What is asked:
Copy the entries below word for word, starting from the first line and ending with the line that contains "tab-label: resim - Google", including that line.

Entries from a data collection:
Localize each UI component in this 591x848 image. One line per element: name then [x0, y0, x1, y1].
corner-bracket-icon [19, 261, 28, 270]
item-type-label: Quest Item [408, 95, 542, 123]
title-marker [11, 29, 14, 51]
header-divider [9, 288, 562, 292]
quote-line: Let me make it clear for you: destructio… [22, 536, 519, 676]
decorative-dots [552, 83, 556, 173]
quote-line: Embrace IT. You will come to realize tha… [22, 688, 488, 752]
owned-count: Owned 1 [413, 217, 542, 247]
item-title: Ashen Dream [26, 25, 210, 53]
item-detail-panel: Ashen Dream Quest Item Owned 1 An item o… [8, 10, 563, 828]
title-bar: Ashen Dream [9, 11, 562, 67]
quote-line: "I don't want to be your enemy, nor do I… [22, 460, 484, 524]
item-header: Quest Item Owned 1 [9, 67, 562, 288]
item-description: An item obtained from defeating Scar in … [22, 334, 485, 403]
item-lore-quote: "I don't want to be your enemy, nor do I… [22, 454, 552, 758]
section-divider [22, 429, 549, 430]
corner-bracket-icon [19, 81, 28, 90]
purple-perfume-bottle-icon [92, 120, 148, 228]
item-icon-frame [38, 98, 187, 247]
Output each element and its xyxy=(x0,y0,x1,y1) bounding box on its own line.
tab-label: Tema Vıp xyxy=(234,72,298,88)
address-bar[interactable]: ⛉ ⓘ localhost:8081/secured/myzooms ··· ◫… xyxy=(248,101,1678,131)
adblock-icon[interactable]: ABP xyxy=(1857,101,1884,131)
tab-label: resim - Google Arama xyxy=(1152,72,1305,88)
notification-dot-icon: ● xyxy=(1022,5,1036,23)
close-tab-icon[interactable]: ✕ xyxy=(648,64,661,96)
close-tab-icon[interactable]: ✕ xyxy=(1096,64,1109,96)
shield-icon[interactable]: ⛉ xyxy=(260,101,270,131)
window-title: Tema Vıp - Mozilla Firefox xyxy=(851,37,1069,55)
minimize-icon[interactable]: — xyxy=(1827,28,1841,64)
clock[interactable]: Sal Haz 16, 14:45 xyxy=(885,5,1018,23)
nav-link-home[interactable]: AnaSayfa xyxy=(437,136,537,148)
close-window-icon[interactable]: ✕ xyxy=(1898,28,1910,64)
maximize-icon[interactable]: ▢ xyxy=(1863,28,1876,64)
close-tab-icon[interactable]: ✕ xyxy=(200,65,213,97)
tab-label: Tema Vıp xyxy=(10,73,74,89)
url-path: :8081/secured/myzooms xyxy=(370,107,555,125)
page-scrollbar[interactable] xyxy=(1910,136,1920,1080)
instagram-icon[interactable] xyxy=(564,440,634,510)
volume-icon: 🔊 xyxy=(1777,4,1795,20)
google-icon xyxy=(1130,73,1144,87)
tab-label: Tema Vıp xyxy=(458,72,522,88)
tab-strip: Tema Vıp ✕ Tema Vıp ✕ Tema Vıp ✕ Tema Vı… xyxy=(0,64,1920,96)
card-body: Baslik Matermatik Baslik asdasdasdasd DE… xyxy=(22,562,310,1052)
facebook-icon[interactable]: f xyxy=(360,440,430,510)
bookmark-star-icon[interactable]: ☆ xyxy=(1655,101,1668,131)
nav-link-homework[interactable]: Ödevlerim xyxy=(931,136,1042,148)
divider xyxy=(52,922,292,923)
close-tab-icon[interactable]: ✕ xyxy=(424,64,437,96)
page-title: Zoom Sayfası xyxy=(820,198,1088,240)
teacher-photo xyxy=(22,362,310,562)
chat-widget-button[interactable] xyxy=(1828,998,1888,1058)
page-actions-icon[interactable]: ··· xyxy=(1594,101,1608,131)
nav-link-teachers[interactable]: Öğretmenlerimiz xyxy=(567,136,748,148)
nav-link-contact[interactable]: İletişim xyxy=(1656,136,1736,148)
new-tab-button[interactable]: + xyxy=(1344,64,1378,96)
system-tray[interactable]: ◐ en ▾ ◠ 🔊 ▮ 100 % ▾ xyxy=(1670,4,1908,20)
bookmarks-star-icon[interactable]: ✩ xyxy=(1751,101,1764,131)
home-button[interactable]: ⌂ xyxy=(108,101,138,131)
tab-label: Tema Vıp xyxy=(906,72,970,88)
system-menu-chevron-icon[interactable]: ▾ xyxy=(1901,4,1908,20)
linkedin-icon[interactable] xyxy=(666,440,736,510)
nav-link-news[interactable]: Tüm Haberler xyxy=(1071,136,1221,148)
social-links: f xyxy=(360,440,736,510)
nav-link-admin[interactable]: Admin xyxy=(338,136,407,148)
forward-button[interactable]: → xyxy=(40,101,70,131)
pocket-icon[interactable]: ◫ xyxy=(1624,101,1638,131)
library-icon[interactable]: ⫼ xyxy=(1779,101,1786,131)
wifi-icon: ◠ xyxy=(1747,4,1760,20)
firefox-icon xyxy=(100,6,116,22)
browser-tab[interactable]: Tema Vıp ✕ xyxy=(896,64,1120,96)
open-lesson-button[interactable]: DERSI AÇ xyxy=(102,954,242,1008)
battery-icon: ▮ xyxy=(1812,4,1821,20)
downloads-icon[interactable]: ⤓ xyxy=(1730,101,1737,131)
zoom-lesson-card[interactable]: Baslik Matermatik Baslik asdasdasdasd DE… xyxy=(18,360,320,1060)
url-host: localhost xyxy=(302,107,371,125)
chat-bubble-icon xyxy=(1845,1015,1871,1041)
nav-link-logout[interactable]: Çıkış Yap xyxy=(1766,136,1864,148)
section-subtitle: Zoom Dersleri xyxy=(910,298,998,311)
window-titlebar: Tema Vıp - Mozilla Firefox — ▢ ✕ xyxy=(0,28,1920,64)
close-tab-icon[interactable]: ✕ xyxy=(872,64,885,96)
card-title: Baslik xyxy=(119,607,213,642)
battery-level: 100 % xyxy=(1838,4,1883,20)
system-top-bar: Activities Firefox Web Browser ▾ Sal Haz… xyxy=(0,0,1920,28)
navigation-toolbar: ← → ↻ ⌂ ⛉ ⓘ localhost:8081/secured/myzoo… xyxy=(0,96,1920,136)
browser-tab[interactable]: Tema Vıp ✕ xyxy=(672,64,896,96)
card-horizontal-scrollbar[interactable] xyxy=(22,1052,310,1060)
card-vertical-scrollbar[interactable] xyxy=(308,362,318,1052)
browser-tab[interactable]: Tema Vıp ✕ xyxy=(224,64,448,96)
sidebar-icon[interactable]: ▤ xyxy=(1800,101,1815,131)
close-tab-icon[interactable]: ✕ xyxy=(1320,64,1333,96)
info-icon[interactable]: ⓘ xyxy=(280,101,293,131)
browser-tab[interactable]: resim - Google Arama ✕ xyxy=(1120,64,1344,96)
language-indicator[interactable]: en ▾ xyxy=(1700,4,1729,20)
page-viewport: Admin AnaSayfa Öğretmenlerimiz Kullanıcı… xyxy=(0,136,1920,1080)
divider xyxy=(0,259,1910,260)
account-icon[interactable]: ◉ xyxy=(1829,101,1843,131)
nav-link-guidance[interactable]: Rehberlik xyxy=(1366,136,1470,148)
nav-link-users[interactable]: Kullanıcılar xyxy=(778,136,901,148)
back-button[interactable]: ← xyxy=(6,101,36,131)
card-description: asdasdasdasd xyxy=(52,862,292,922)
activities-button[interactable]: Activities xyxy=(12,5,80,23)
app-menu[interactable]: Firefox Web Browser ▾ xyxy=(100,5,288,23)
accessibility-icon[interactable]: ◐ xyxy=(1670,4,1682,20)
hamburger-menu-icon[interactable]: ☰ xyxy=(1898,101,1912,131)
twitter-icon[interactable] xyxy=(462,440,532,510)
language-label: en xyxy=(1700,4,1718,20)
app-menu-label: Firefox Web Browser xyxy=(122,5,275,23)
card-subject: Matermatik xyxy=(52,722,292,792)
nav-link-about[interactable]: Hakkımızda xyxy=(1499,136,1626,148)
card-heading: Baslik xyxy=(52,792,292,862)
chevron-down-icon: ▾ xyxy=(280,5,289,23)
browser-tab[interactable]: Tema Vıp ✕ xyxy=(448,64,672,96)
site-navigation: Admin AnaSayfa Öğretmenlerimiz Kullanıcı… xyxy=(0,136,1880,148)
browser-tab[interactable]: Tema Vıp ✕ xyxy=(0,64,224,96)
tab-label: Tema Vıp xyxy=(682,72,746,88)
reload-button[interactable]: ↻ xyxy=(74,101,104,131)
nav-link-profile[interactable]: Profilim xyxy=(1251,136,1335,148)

Solution:
Localize each UI component in this 591x848 image. One line per element: name then [x0, y0, x1, y1].
corner-bracket-icon [19, 261, 28, 270]
item-type-label: Quest Item [408, 95, 542, 123]
title-marker [11, 29, 14, 51]
header-divider [9, 288, 562, 292]
quote-line: Let me make it clear for you: destructio… [22, 536, 519, 676]
decorative-dots [552, 83, 556, 173]
quote-line: Embrace IT. You will come to realize tha… [22, 688, 488, 752]
owned-count: Owned 1 [413, 217, 542, 247]
item-title: Ashen Dream [26, 25, 210, 53]
item-detail-panel: Ashen Dream Quest Item Owned 1 An item o… [8, 10, 563, 828]
title-bar: Ashen Dream [9, 11, 562, 67]
quote-line: "I don't want to be your enemy, nor do I… [22, 460, 484, 524]
item-header: Quest Item Owned 1 [9, 67, 562, 288]
item-description: An item obtained from defeating Scar in … [22, 334, 485, 403]
item-lore-quote: "I don't want to be your enemy, nor do I… [22, 454, 552, 758]
section-divider [22, 429, 549, 430]
corner-bracket-icon [19, 81, 28, 90]
purple-perfume-bottle-icon [92, 120, 148, 228]
item-icon-frame [38, 98, 187, 247]
Output each element and its xyxy=(x0,y0,x1,y1) bounding box on its own line.
tab-label: Tema Vıp xyxy=(234,72,298,88)
address-bar[interactable]: ⛉ ⓘ localhost:8081/secured/myzooms ··· ◫… xyxy=(248,101,1678,131)
adblock-icon[interactable]: ABP xyxy=(1857,101,1884,131)
tab-label: resim - Google Arama xyxy=(1152,72,1305,88)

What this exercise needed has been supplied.